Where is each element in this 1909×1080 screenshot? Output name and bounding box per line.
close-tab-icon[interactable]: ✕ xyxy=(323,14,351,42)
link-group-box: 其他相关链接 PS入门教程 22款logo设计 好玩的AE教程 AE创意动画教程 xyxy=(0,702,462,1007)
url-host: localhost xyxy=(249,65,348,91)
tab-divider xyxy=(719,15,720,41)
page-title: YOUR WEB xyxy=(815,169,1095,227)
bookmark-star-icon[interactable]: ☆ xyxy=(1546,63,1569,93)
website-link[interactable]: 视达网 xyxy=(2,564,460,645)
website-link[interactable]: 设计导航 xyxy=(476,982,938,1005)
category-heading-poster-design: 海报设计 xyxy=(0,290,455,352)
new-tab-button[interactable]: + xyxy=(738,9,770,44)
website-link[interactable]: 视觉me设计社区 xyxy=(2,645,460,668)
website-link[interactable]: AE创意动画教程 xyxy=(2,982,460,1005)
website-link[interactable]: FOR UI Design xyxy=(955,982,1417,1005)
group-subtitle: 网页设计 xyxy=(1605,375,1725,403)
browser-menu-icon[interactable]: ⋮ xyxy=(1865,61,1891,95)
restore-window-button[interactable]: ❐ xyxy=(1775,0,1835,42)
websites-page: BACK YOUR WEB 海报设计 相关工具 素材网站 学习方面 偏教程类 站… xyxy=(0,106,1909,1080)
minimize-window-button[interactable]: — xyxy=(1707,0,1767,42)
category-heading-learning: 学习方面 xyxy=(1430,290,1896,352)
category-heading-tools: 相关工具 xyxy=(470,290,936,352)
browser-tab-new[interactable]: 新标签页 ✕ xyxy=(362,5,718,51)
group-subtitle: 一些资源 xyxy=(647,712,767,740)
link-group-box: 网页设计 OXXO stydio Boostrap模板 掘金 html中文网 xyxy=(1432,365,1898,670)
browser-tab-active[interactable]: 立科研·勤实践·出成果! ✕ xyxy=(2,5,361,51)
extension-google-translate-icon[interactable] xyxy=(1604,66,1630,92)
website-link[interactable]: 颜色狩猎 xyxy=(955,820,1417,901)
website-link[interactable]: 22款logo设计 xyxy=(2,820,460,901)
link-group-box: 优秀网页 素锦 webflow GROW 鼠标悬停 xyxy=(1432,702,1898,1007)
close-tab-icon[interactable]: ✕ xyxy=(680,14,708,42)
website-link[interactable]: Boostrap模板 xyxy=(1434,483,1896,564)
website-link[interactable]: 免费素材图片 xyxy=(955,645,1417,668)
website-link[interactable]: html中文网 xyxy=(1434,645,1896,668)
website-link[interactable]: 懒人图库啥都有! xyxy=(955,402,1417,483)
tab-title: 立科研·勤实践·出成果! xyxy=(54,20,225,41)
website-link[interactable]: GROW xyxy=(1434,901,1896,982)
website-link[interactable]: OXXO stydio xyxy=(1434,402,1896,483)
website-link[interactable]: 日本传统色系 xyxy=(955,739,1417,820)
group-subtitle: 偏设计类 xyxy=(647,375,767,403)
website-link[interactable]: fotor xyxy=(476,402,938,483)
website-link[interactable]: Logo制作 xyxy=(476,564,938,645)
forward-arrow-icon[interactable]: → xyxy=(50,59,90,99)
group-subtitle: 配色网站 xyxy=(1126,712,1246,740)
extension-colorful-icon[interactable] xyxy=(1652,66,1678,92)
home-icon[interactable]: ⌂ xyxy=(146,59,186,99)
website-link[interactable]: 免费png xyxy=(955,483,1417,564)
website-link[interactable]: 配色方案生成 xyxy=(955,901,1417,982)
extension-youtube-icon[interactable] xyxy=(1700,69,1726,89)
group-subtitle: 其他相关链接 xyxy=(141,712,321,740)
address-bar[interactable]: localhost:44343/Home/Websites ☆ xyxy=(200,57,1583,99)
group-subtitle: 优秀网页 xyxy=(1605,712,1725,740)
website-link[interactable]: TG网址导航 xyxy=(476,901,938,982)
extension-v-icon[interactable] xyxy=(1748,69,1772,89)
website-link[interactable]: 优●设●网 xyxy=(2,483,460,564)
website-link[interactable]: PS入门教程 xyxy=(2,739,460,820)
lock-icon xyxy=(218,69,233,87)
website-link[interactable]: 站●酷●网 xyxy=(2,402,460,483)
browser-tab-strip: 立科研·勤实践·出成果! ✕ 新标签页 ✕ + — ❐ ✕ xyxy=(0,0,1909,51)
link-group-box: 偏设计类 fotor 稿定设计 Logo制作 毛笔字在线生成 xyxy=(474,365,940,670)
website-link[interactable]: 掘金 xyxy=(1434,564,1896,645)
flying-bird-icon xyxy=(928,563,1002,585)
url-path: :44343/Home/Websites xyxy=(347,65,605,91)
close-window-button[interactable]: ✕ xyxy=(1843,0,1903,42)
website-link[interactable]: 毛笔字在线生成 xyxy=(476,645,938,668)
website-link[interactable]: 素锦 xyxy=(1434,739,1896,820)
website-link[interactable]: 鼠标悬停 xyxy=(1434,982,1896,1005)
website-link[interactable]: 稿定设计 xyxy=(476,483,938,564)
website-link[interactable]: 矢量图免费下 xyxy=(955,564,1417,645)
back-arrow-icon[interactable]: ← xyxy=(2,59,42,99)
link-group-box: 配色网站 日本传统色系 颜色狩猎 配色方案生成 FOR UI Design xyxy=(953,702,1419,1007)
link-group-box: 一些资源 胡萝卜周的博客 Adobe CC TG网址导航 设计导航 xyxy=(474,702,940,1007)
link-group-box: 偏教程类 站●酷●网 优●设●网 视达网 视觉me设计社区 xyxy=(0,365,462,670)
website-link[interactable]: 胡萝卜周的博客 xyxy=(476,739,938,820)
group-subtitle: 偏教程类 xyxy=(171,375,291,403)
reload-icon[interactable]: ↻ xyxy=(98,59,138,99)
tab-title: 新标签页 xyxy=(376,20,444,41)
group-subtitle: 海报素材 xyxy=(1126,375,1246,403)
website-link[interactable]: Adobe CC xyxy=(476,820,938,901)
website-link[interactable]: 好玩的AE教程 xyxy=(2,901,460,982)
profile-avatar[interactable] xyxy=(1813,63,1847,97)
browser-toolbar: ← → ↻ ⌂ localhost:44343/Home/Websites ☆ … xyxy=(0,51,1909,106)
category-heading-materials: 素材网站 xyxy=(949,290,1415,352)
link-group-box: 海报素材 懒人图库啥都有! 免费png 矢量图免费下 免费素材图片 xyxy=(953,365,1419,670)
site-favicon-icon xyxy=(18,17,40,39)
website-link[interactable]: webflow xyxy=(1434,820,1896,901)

• [Given task]:
Reproduce all of the records above, switching every "link-group-box" to "link-panel" and leaving everything else unchanged.

• [Final answer]:
Where is each element in this 1909×1080 screenshot? Output name and bounding box per line.
close-tab-icon[interactable]: ✕ xyxy=(323,14,351,42)
link-panel: 其他相关链接 PS入门教程 22款logo设计 好玩的AE教程 AE创意动画教程 xyxy=(0,702,462,1007)
url-host: localhost xyxy=(249,65,348,91)
tab-divider xyxy=(719,15,720,41)
page-title: YOUR WEB xyxy=(815,169,1095,227)
bookmark-star-icon[interactable]: ☆ xyxy=(1546,63,1569,93)
website-link[interactable]: 视达网 xyxy=(2,564,460,645)
website-link[interactable]: 设计导航 xyxy=(476,982,938,1005)
category-heading-poster-design: 海报设计 xyxy=(0,290,455,352)
new-tab-button[interactable]: + xyxy=(738,9,770,44)
website-link[interactable]: 视觉me设计社区 xyxy=(2,645,460,668)
website-link[interactable]: AE创意动画教程 xyxy=(2,982,460,1005)
website-link[interactable]: FOR UI Design xyxy=(955,982,1417,1005)
group-subtitle: 网页设计 xyxy=(1605,375,1725,403)
browser-menu-icon[interactable]: ⋮ xyxy=(1865,61,1891,95)
restore-window-button[interactable]: ❐ xyxy=(1775,0,1835,42)
websites-page: BACK YOUR WEB 海报设计 相关工具 素材网站 学习方面 偏教程类 站… xyxy=(0,106,1909,1080)
minimize-window-button[interactable]: — xyxy=(1707,0,1767,42)
category-heading-learning: 学习方面 xyxy=(1430,290,1896,352)
category-heading-tools: 相关工具 xyxy=(470,290,936,352)
browser-tab-new[interactable]: 新标签页 ✕ xyxy=(362,5,718,51)
group-subtitle: 一些资源 xyxy=(647,712,767,740)
link-panel: 网页设计 OXXO stydio Boostrap模板 掘金 html中文网 xyxy=(1432,365,1898,670)
browser-tab-active[interactable]: 立科研·勤实践·出成果! ✕ xyxy=(2,5,361,51)
extension-google-translate-icon[interactable] xyxy=(1604,66,1630,92)
website-link[interactable]: 颜色狩猎 xyxy=(955,820,1417,901)
website-link[interactable]: 22款logo设计 xyxy=(2,820,460,901)
link-panel: 优秀网页 素锦 webflow GROW 鼠标悬停 xyxy=(1432,702,1898,1007)
close-tab-icon[interactable]: ✕ xyxy=(680,14,708,42)
website-link[interactable]: Boostrap模板 xyxy=(1434,483,1896,564)
website-link[interactable]: 免费素材图片 xyxy=(955,645,1417,668)
website-link[interactable]: html中文网 xyxy=(1434,645,1896,668)
website-link[interactable]: 懒人图库啥都有! xyxy=(955,402,1417,483)
tab-title: 立科研·勤实践·出成果! xyxy=(54,20,225,41)
website-link[interactable]: GROW xyxy=(1434,901,1896,982)
website-link[interactable]: OXXO stydio xyxy=(1434,402,1896,483)
website-link[interactable]: 日本传统色系 xyxy=(955,739,1417,820)
group-subtitle: 偏设计类 xyxy=(647,375,767,403)
website-link[interactable]: fotor xyxy=(476,402,938,483)
website-link[interactable]: Logo制作 xyxy=(476,564,938,645)
forward-arrow-icon[interactable]: → xyxy=(50,59,90,99)
group-subtitle: 配色网站 xyxy=(1126,712,1246,740)
extension-colorful-icon[interactable] xyxy=(1652,66,1678,92)
home-icon[interactable]: ⌂ xyxy=(146,59,186,99)
website-link[interactable]: 免费png xyxy=(955,483,1417,564)
website-link[interactable]: 配色方案生成 xyxy=(955,901,1417,982)
extension-youtube-icon[interactable] xyxy=(1700,69,1726,89)
group-subtitle: 其他相关链接 xyxy=(141,712,321,740)
address-bar[interactable]: localhost:44343/Home/Websites ☆ xyxy=(200,57,1583,99)
group-subtitle: 优秀网页 xyxy=(1605,712,1725,740)
website-link[interactable]: TG网址导航 xyxy=(476,901,938,982)
extension-v-icon[interactable] xyxy=(1748,69,1772,89)
website-link[interactable]: 优●设●网 xyxy=(2,483,460,564)
website-link[interactable]: PS入门教程 xyxy=(2,739,460,820)
lock-icon xyxy=(218,69,233,87)
website-link[interactable]: 站●酷●网 xyxy=(2,402,460,483)
browser-tab-strip: 立科研·勤实践·出成果! ✕ 新标签页 ✕ + — ❐ ✕ xyxy=(0,0,1909,51)
link-panel: 偏设计类 fotor 稿定设计 Logo制作 毛笔字在线生成 xyxy=(474,365,940,670)
website-link[interactable]: 掘金 xyxy=(1434,564,1896,645)
flying-bird-icon xyxy=(928,563,1002,585)
url-path: :44343/Home/Websites xyxy=(347,65,605,91)
close-window-button[interactable]: ✕ xyxy=(1843,0,1903,42)
website-link[interactable]: 毛笔字在线生成 xyxy=(476,645,938,668)
website-link[interactable]: 素锦 xyxy=(1434,739,1896,820)
website-link[interactable]: 鼠标悬停 xyxy=(1434,982,1896,1005)
website-link[interactable]: 稿定设计 xyxy=(476,483,938,564)
website-link[interactable]: 矢量图免费下 xyxy=(955,564,1417,645)
back-arrow-icon[interactable]: ← xyxy=(2,59,42,99)
link-panel: 配色网站 日本传统色系 颜色狩猎 配色方案生成 FOR UI Design xyxy=(953,702,1419,1007)
link-panel: 一些资源 胡萝卜周的博客 Adobe CC TG网址导航 设计导航 xyxy=(474,702,940,1007)
link-panel: 偏教程类 站●酷●网 优●设●网 视达网 视觉me设计社区 xyxy=(0,365,462,670)
website-link[interactable]: 胡萝卜周的博客 xyxy=(476,739,938,820)
group-subtitle: 偏教程类 xyxy=(171,375,291,403)
reload-icon[interactable]: ↻ xyxy=(98,59,138,99)
tab-title: 新标签页 xyxy=(376,20,444,41)
group-subtitle: 海报素材 xyxy=(1126,375,1246,403)
website-link[interactable]: Adobe CC xyxy=(476,820,938,901)
website-link[interactable]: 好玩的AE教程 xyxy=(2,901,460,982)
profile-avatar[interactable] xyxy=(1813,63,1847,97)
browser-toolbar: ← → ↻ ⌂ localhost:44343/Home/Websites ☆ … xyxy=(0,51,1909,106)
category-heading-materials: 素材网站 xyxy=(949,290,1415,352)
link-panel: 海报素材 懒人图库啥都有! 免费png 矢量图免费下 免费素材图片 xyxy=(953,365,1419,670)
site-favicon-icon xyxy=(18,17,40,39)
website-link[interactable]: webflow xyxy=(1434,820,1896,901)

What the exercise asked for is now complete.